__WRITTEN TASK__.
From the listing below, pull out the lines that hold "label".
═══ EXTRACTED INFORMATION
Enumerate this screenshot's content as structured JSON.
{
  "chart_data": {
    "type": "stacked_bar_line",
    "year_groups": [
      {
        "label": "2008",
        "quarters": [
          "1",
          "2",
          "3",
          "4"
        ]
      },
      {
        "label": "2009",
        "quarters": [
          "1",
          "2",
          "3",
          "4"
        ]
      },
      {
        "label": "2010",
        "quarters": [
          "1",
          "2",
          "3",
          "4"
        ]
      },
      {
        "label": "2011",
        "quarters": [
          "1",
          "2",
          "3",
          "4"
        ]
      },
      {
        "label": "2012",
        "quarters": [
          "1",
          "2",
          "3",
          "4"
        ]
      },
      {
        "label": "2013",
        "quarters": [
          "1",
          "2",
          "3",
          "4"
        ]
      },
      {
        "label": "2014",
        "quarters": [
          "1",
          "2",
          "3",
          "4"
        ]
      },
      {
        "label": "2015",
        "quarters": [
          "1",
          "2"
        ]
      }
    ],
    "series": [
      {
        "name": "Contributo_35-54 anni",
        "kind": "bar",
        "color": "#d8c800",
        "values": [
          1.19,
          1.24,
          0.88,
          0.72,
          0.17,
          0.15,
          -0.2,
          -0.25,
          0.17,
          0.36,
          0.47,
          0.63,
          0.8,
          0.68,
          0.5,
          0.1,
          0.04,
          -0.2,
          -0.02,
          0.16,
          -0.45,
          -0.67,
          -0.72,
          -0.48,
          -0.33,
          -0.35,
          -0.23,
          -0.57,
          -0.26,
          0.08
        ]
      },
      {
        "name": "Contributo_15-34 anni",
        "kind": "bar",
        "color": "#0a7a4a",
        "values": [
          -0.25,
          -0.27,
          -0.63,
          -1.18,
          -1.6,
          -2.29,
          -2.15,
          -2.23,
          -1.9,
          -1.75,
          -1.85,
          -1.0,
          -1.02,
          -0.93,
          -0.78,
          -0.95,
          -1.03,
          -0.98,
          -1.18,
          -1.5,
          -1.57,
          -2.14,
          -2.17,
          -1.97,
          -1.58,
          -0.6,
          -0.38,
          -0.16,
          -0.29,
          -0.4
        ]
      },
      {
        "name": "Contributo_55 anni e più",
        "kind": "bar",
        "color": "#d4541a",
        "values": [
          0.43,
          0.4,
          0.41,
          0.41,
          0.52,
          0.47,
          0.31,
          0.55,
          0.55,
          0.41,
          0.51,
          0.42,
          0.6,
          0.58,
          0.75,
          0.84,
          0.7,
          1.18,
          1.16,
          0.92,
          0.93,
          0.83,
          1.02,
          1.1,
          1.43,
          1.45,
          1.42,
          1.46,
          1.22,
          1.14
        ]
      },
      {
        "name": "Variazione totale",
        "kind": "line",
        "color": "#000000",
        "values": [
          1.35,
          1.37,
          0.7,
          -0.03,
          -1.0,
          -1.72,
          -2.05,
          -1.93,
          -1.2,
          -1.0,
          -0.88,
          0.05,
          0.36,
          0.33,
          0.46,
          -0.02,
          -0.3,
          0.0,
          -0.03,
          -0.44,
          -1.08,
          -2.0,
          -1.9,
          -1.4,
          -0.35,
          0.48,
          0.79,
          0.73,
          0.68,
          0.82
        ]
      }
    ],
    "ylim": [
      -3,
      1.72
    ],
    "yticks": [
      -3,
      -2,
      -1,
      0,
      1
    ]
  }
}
══════
__RESULT OF THE TASK__.
        "label": "2008",
        "label": "2009",
        "label": "2010",
        "label": "2011",
        "label": "2012",
        "label": "2013",
        "label": "2014",
        "label": "2015",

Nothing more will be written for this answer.